▸ Short task
State only the number of lines that include "screenshot".
# Start of Records for processing
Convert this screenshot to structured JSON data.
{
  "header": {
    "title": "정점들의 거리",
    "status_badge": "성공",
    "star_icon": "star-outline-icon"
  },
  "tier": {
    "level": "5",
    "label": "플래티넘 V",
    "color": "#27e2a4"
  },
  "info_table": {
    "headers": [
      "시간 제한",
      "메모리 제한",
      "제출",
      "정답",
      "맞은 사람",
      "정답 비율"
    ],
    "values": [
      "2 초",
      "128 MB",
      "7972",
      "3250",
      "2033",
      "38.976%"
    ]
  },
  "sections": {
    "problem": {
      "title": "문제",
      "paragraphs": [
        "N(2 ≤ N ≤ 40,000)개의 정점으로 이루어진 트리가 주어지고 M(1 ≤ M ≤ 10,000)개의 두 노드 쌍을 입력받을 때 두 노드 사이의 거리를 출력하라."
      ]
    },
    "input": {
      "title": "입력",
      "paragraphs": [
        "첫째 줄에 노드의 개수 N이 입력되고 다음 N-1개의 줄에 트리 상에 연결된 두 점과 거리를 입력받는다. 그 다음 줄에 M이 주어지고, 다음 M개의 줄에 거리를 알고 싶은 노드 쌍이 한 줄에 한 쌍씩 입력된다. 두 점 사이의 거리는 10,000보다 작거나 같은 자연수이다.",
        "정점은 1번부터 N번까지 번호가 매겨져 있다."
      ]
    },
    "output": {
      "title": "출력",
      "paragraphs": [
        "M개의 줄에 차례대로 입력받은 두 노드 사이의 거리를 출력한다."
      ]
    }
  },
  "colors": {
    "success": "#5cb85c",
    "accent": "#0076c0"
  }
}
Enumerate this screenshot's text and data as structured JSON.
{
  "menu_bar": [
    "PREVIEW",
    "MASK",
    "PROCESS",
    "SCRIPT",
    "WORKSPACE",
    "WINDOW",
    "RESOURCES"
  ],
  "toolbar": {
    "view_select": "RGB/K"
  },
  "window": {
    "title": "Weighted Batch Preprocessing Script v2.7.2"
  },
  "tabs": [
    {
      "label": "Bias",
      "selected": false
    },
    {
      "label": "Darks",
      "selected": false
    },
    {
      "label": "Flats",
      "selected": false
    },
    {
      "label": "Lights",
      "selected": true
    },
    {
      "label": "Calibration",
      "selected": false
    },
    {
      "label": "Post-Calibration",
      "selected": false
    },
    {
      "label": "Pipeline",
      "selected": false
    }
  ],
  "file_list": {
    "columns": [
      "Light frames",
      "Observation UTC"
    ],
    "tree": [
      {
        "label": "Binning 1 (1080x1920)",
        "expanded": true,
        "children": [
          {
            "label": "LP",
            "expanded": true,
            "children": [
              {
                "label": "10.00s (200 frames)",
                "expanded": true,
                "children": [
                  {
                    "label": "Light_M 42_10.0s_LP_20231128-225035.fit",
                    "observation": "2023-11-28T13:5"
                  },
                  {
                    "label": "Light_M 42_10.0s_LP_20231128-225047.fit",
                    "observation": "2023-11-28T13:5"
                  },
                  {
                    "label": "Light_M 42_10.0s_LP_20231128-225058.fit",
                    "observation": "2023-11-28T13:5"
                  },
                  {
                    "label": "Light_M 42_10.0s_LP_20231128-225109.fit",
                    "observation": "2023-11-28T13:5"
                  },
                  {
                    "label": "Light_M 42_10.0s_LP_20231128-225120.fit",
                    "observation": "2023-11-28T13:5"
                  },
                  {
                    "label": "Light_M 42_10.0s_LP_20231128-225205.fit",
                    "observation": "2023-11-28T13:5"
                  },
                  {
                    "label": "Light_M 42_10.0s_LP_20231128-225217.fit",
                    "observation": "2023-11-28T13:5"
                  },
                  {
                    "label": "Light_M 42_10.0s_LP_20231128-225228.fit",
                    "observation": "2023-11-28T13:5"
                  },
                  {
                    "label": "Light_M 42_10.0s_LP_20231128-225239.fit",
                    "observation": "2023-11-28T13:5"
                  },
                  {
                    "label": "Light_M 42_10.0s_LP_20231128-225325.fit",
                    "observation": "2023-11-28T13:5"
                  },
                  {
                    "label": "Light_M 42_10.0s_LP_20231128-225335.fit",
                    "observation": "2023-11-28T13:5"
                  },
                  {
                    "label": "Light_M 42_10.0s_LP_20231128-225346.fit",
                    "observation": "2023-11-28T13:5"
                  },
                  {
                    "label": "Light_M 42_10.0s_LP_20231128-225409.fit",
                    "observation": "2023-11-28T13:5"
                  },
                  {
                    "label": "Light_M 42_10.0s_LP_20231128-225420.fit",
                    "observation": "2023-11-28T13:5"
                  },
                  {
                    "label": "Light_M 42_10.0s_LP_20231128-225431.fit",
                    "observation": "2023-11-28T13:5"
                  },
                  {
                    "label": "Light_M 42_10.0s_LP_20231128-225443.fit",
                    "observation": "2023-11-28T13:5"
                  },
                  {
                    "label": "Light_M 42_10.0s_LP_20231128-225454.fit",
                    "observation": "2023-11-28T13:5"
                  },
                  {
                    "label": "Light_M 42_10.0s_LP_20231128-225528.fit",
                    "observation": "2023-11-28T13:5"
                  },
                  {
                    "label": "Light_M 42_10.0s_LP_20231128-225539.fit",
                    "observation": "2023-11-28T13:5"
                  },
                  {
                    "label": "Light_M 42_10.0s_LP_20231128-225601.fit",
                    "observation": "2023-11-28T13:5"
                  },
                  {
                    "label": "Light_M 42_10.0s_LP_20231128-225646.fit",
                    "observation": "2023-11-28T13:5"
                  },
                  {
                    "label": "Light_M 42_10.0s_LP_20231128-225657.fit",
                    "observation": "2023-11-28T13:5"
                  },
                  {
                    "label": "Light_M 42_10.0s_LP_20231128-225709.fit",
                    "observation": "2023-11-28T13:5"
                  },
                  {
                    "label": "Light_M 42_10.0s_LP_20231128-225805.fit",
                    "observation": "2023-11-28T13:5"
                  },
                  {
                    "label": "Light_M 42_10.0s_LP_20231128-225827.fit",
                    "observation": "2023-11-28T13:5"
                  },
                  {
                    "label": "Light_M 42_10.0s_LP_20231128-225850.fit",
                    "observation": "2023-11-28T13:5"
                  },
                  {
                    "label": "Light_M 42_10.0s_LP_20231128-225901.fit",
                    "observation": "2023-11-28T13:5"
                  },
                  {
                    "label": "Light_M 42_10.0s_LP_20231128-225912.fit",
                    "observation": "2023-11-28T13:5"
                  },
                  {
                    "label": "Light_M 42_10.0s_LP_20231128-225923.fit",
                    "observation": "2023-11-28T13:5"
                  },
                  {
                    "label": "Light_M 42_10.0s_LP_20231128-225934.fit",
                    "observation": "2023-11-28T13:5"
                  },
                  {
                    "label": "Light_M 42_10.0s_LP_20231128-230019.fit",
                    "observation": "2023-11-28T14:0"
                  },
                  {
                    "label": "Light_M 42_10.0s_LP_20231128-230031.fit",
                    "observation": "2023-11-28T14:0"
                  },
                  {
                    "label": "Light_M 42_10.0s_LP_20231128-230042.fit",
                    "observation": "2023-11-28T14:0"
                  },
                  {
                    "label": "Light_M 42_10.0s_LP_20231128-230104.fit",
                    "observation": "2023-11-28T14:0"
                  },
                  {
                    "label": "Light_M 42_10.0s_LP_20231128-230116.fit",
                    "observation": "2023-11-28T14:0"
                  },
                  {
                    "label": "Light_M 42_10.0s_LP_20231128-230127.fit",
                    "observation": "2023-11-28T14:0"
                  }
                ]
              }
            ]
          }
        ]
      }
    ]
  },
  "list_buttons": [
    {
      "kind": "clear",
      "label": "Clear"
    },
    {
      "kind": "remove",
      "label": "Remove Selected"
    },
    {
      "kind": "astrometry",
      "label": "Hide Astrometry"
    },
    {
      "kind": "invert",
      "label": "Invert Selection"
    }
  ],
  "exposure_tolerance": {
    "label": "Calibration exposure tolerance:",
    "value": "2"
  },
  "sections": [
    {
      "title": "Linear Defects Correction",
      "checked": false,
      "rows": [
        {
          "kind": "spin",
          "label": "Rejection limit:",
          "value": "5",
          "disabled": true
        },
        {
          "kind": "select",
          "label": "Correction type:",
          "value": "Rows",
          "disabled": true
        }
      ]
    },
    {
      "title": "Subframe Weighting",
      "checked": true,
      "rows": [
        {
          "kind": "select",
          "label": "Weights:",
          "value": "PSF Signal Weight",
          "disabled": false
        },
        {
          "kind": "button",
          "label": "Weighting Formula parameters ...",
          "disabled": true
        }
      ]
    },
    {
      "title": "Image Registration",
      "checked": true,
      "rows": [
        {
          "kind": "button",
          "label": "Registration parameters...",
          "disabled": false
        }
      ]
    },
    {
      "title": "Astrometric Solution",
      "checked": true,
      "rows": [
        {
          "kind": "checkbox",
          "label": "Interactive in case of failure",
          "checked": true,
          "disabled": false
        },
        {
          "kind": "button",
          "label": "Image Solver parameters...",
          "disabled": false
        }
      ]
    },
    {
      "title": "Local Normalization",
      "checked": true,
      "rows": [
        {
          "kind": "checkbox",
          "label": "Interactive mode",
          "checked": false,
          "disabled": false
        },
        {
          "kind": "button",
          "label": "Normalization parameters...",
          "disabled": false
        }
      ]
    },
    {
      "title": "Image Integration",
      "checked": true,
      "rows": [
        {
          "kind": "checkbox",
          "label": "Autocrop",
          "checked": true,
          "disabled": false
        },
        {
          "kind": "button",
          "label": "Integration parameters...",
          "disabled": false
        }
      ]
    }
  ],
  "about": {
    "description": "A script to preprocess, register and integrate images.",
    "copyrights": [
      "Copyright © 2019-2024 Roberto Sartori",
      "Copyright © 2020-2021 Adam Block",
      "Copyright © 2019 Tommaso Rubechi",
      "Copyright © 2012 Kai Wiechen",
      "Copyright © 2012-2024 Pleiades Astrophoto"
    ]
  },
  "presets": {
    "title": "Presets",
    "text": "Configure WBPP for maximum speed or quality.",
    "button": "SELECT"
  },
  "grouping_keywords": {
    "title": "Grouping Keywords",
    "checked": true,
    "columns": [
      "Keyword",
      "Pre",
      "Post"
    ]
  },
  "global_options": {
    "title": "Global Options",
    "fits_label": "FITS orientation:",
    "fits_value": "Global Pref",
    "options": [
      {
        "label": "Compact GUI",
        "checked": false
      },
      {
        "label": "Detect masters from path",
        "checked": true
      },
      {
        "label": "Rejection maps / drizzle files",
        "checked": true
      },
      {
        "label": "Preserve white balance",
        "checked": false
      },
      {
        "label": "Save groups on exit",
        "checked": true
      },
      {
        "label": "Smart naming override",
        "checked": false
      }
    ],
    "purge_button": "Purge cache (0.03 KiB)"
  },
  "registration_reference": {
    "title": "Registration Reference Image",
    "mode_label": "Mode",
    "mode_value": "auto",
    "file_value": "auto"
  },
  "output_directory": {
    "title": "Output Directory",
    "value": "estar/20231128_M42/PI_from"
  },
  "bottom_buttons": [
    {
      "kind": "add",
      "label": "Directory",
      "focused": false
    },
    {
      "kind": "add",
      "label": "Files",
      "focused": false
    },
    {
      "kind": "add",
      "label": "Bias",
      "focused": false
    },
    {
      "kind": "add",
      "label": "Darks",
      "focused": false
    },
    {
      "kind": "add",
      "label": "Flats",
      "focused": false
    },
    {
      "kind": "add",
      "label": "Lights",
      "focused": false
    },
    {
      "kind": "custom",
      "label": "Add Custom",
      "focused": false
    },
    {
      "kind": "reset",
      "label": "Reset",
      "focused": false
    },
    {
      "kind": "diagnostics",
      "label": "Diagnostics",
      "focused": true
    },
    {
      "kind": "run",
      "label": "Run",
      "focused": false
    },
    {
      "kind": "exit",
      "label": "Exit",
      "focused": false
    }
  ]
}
# End of Records for processing
▸ Solution for this task
2